*AANGELEVERDE VERMELDINGEN*.
....................
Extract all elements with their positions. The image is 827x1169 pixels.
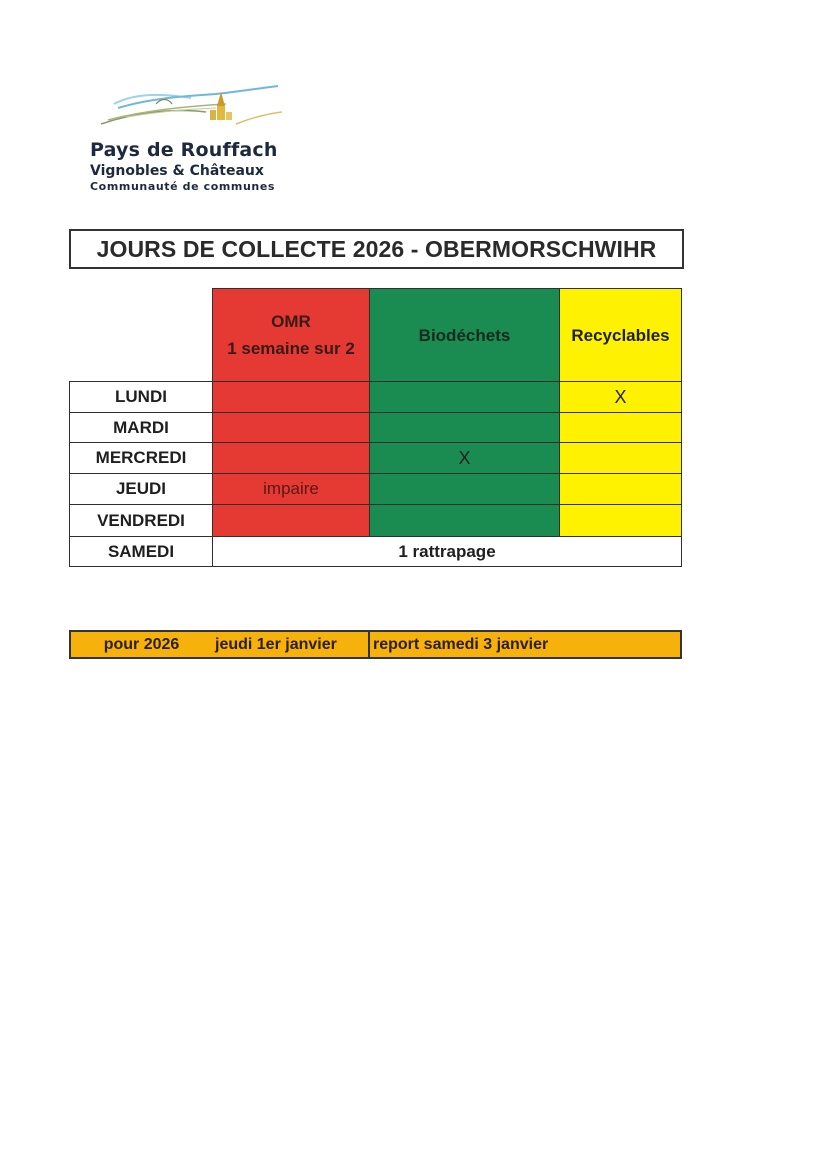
day-mercredi: MERCREDI: [69, 442, 213, 474]
cell-mercredi-biodechets: X: [369, 442, 560, 474]
cell-jeudi-biodechets: [369, 473, 560, 505]
cell-mardi-omr: [212, 412, 370, 443]
cell-mardi-recyclables: [559, 412, 682, 443]
cell-vendredi-omr: [212, 504, 370, 537]
cell-lundi-omr: [212, 381, 370, 413]
header-biodechets: Biodéchets: [369, 288, 560, 382]
day-jeudi: JEUDI: [69, 473, 213, 505]
cell-mardi-biodechets: [369, 412, 560, 443]
header-omr: [212, 288, 370, 382]
cell-lundi-recyclables: X: [559, 381, 682, 413]
cell-vendredi-biodechets: [369, 504, 560, 537]
cell-jeudi-omr: impaire: [212, 473, 370, 505]
day-vendredi: VENDREDI: [69, 504, 213, 537]
cell-samedi-rattrapage: 1 rattrapage: [212, 536, 682, 567]
cell-mercredi-omr: [212, 442, 370, 474]
header-recyclables: Recyclables: [559, 288, 682, 382]
cell-lundi-biodechets: [369, 381, 560, 413]
holiday-report: [69, 630, 682, 659]
logo-subtitle: Vignobles & Châteaux: [90, 163, 264, 179]
report-date: jeudi 1er janvier: [212, 630, 370, 659]
logo-tagline: Communauté de communes: [90, 180, 276, 193]
cell-vendredi-recyclables: [559, 504, 682, 537]
collection-table: [69, 288, 682, 567]
report-year: pour 2026: [69, 630, 214, 659]
header-omr-label: OMR: [271, 312, 311, 331]
page-title: JOURS DE COLLECTE 2026 - OBERMORSCHWIHR: [69, 229, 684, 269]
report-note: report samedi 3 janvier: [368, 630, 682, 659]
day-samedi: SAMEDI: [69, 536, 213, 567]
logo-text: [90, 138, 278, 194]
day-lundi: LUNDI: [69, 381, 213, 413]
header-omr-frequency: 1 semaine sur 2: [227, 339, 355, 358]
cell-jeudi-recyclables: [559, 473, 682, 505]
logo-name: Pays de Rouffach: [90, 139, 278, 161]
logo-illustration: [96, 84, 282, 130]
cell-mercredi-recyclables: [559, 442, 682, 474]
day-mardi: MARDI: [69, 412, 213, 443]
....................
*JOUW OPDRACHT*. Herhaal letterlijk alle regels van de vermeldingen hierboven. Laat de afbeeldingen weg.

*RESULTAAT*.
Extract all elements with their positions. The image is 827x1169 pixels.
day-mercredi: MERCREDI: [69, 442, 213, 474]
cell-mercredi-biodechets: X: [369, 442, 560, 474]
cell-jeudi-biodechets: [369, 473, 560, 505]
cell-mardi-omr: [212, 412, 370, 443]
cell-mardi-recyclables: [559, 412, 682, 443]
cell-vendredi-omr: [212, 504, 370, 537]
cell-lundi-omr: [212, 381, 370, 413]
header-biodechets: Biodéchets: [369, 288, 560, 382]
day-jeudi: JEUDI: [69, 473, 213, 505]
cell-mardi-biodechets: [369, 412, 560, 443]
header-omr: [212, 288, 370, 382]
cell-lundi-recyclables: X: [559, 381, 682, 413]
cell-vendredi-biodechets: [369, 504, 560, 537]
cell-jeudi-omr: impaire: [212, 473, 370, 505]
day-vendredi: VENDREDI: [69, 504, 213, 537]
cell-samedi-rattrapage: 1 rattrapage: [212, 536, 682, 567]
cell-mercredi-omr: [212, 442, 370, 474]
header-recyclables: Recyclables: [559, 288, 682, 382]
cell-lundi-biodechets: [369, 381, 560, 413]
holiday-report: [69, 630, 682, 659]
logo-subtitle: Vignobles & Châteaux: [90, 163, 264, 179]
report-date: jeudi 1er janvier: [212, 630, 370, 659]
logo-tagline: Communauté de communes: [90, 180, 276, 193]
cell-vendredi-recyclables: [559, 504, 682, 537]
collection-table: [69, 288, 682, 567]
report-year: pour 2026: [69, 630, 214, 659]
header-omr-label: OMR: [271, 312, 311, 331]
page-title: JOURS DE COLLECTE 2026 - OBERMORSCHWIHR: [69, 229, 684, 269]
report-note: report samedi 3 janvier: [368, 630, 682, 659]
day-samedi: SAMEDI: [69, 536, 213, 567]
logo-text: [90, 138, 278, 194]
day-lundi: LUNDI: [69, 381, 213, 413]
header-omr-frequency: 1 semaine sur 2: [227, 339, 355, 358]
cell-jeudi-recyclables: [559, 473, 682, 505]
logo-name: Pays de Rouffach: [90, 139, 278, 161]
logo-illustration: [96, 84, 282, 130]
cell-mercredi-recyclables: [559, 442, 682, 474]
day-mardi: MARDI: [69, 412, 213, 443]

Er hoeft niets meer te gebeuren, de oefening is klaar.